- **Records supplied**
------------------------------------------------

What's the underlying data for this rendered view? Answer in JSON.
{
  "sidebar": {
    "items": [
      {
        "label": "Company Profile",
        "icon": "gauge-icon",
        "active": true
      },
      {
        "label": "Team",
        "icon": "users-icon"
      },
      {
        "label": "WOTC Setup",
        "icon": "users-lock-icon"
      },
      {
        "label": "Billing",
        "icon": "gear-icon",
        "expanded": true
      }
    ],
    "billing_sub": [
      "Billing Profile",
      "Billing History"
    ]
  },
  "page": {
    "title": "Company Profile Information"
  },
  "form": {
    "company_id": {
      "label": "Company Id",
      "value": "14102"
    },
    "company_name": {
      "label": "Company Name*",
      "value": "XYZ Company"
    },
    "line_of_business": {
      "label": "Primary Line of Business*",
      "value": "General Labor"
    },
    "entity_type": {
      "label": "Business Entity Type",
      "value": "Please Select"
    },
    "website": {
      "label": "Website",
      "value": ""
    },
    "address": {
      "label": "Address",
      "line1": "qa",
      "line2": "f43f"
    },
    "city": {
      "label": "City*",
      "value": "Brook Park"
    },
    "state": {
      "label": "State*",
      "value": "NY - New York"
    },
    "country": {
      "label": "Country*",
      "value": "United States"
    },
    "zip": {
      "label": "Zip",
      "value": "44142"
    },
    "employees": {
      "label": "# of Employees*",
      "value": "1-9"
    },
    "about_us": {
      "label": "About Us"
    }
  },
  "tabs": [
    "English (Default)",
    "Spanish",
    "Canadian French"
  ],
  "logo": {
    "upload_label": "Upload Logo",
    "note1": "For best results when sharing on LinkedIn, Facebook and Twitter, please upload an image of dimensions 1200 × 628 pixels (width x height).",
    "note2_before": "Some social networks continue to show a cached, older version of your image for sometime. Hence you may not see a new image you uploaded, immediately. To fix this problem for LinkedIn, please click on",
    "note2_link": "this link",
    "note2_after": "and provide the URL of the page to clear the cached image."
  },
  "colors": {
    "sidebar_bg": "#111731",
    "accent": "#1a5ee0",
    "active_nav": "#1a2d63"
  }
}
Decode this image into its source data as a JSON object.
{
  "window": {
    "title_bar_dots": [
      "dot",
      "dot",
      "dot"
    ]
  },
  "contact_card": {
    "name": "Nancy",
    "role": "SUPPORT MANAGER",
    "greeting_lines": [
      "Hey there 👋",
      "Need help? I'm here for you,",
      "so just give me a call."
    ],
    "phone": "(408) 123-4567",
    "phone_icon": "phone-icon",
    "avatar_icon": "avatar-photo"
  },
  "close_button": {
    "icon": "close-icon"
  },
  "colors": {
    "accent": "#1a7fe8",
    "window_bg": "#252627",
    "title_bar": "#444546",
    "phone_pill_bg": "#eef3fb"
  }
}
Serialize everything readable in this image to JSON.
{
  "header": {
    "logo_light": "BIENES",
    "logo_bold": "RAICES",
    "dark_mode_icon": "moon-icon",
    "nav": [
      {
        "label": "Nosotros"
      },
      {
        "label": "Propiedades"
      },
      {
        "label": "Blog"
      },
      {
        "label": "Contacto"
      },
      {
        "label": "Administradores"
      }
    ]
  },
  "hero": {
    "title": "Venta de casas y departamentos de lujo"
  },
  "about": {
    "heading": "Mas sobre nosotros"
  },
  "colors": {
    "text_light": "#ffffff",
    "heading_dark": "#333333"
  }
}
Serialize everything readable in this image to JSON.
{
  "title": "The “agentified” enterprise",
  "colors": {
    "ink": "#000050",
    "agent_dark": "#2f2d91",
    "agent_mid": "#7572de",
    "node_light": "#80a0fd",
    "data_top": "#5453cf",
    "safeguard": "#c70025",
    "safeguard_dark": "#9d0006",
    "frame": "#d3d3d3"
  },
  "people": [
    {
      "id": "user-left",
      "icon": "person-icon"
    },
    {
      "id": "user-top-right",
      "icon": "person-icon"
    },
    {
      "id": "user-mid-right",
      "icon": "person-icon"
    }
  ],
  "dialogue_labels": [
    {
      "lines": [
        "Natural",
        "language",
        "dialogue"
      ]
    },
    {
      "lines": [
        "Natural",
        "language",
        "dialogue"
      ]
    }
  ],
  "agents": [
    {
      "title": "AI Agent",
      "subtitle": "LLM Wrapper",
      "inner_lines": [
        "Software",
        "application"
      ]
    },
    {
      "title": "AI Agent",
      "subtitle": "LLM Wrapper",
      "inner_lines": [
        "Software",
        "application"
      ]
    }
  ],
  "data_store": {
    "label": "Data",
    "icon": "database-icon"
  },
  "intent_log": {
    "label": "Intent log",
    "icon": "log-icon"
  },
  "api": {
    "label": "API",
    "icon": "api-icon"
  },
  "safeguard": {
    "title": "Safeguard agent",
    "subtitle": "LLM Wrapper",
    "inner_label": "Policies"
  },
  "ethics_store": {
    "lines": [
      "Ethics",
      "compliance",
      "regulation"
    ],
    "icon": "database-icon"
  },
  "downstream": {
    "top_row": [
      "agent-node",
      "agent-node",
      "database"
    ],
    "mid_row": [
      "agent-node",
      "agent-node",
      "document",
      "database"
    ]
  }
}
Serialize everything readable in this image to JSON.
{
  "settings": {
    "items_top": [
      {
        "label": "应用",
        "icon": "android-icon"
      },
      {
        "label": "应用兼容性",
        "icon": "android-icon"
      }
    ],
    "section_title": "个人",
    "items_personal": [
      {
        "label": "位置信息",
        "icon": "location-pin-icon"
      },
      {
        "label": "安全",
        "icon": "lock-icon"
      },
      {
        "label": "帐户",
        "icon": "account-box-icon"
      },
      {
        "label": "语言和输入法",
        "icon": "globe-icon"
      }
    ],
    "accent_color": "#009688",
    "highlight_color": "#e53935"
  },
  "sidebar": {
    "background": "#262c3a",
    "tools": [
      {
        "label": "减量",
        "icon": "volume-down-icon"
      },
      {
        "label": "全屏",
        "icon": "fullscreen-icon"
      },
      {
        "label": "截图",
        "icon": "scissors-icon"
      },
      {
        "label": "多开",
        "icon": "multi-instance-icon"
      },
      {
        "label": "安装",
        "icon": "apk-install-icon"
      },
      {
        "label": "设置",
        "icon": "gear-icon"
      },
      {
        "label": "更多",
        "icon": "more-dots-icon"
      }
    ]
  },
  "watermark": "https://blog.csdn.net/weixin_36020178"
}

------------------------------------------------

- **Exercise aim**
Your task is to quote the listing above word for word.

- **Solution for this exercise**
What's the underlying data for this rendered view? Answer in JSON.
{
  "sidebar": {
    "items": [
      {
        "label": "Company Profile",
        "icon": "gauge-icon",
        "active": true
      },
      {
        "label": "Team",
        "icon": "users-icon"
      },
      {
        "label": "WOTC Setup",
        "icon": "users-lock-icon"
      },
      {
        "label": "Billing",
        "icon": "gear-icon",
        "expanded": true
      }
    ],
    "billing_sub": [
      "Billing Profile",
      "Billing History"
    ]
  },
  "page": {
    "title": "Company Profile Information"
  },
  "form": {
    "company_id": {
      "label": "Company Id",
      "value": "14102"
    },
    "company_name": {
      "label": "Company Name*",
      "value": "XYZ Company"
    },
    "line_of_business": {
      "label": "Primary Line of Business*",
      "value": "General Labor"
    },
    "entity_type": {
      "label": "Business Entity Type",
      "value": "Please Select"
    },
    "website": {
      "label": "Website",
      "value": ""
    },
    "address": {
      "label": "Address",
      "line1": "qa",
      "line2": "f43f"
    },
    "city": {
      "label": "City*",
      "value": "Brook Park"
    },
    "state": {
      "label": "State*",
      "value": "NY - New York"
    },
    "country": {
      "label": "Country*",
      "value": "United States"
    },
    "zip": {
      "label": "Zip",
      "value": "44142"
    },
    "employees": {
      "label": "# of Employees*",
      "value": "1-9"
    },
    "about_us": {
      "label": "About Us"
    }
  },
  "tabs": [
    "English (Default)",
    "Spanish",
    "Canadian French"
  ],
  "logo": {
    "upload_label": "Upload Logo",
    "note1": "For best results when sharing on LinkedIn, Facebook and Twitter, please upload an image of dimensions 1200 × 628 pixels (width x height).",
    "note2_before": "Some social networks continue to show a cached, older version of your image for sometime. Hence you may not see a new image you uploaded, immediately. To fix this problem for LinkedIn, please click on",
    "note2_link": "this link",
    "note2_after": "and provide the URL of the page to clear the cached image."
  },
  "colors": {
    "sidebar_bg": "#111731",
    "accent": "#1a5ee0",
    "active_nav": "#1a2d63"
  }
}
Decode this image into its source data as a JSON object.
{
  "window": {
    "title_bar_dots": [
      "dot",
      "dot",
      "dot"
    ]
  },
  "contact_card": {
    "name": "Nancy",
    "role": "SUPPORT MANAGER",
    "greeting_lines": [
      "Hey there 👋",
      "Need help? I'm here for you,",
      "so just give me a call."
    ],
    "phone": "(408) 123-4567",
    "phone_icon": "phone-icon",
    "avatar_icon": "avatar-photo"
  },
  "close_button": {
    "icon": "close-icon"
  },
  "colors": {
    "accent": "#1a7fe8",
    "window_bg": "#252627",
    "title_bar": "#444546",
    "phone_pill_bg": "#eef3fb"
  }
}
Serialize everything readable in this image to JSON.
{
  "header": {
    "logo_light": "BIENES",
    "logo_bold": "RAICES",
    "dark_mode_icon": "moon-icon",
    "nav": [
      {
        "label": "Nosotros"
      },
      {
        "label": "Propiedades"
      },
      {
        "label": "Blog"
      },
      {
        "label": "Contacto"
      },
      {
        "label": "Administradores"
      }
    ]
  },
  "hero": {
    "title": "Venta de casas y departamentos de lujo"
  },
  "about": {
    "heading": "Mas sobre nosotros"
  },
  "colors": {
    "text_light": "#ffffff",
    "heading_dark": "#333333"
  }
}
Serialize everything readable in this image to JSON.
{
  "title": "The “agentified” enterprise",
  "colors": {
    "ink": "#000050",
    "agent_dark": "#2f2d91",
    "agent_mid": "#7572de",
    "node_light": "#80a0fd",
    "data_top": "#5453cf",
    "safeguard": "#c70025",
    "safeguard_dark": "#9d0006",
    "frame": "#d3d3d3"
  },
  "people": [
    {
      "id": "user-left",
      "icon": "person-icon"
    },
    {
      "id": "user-top-right",
      "icon": "person-icon"
    },
    {
      "id": "user-mid-right",
      "icon": "person-icon"
    }
  ],
  "dialogue_labels": [
    {
      "lines": [
        "Natural",
        "language",
        "dialogue"
      ]
    },
    {
      "lines": [
        "Natural",
        "language",
        "dialogue"
      ]
    }
  ],
  "agents": [
    {
      "title": "AI Agent",
      "subtitle": "LLM Wrapper",
      "inner_lines": [
        "Software",
        "application"
      ]
    },
    {
      "title": "AI Agent",
      "subtitle": "LLM Wrapper",
      "inner_lines": [
        "Software",
        "application"
      ]
    }
  ],
  "data_store": {
    "label": "Data",
    "icon": "database-icon"
  },
  "intent_log": {
    "label": "Intent log",
    "icon": "log-icon"
  },
  "api": {
    "label": "API",
    "icon": "api-icon"
  },
  "safeguard": {
    "title": "Safeguard agent",
    "subtitle": "LLM Wrapper",
    "inner_label": "Policies"
  },
  "ethics_store": {
    "lines": [
      "Ethics",
      "compliance",
      "regulation"
    ],
    "icon": "database-icon"
  },
  "downstream": {
    "top_row": [
      "agent-node",
      "agent-node",
      "database"
    ],
    "mid_row": [
      "agent-node",
      "agent-node",
      "document",
      "database"
    ]
  }
}
Serialize everything readable in this image to JSON.
{
  "settings": {
    "items_top": [
      {
        "label": "应用",
        "icon": "android-icon"
      },
      {
        "label": "应用兼容性",
        "icon": "android-icon"
      }
    ],
    "section_title": "个人",
    "items_personal": [
      {
        "label": "位置信息",
        "icon": "location-pin-icon"
      },
      {
        "label": "安全",
        "icon": "lock-icon"
      },
      {
        "label": "帐户",
        "icon": "account-box-icon"
      },
      {
        "label": "语言和输入法",
        "icon": "globe-icon"
      }
    ],
    "accent_color": "#009688",
    "highlight_color": "#e53935"
  },
  "sidebar": {
    "background": "#262c3a",
    "tools": [
      {
        "label": "减量",
        "icon": "volume-down-icon"
      },
      {
        "label": "全屏",
        "icon": "fullscreen-icon"
      },
      {
        "label": "截图",
        "icon": "scissors-icon"
      },
      {
        "label": "多开",
        "icon": "multi-instance-icon"
      },
      {
        "label": "安装",
        "icon": "apk-install-icon"
      },
      {
        "label": "设置",
        "icon": "gear-icon"
      },
      {
        "label": "更多",
        "icon": "more-dots-icon"
      }
    ]
  },
  "watermark": "https://blog.csdn.net/weixin_36020178"
}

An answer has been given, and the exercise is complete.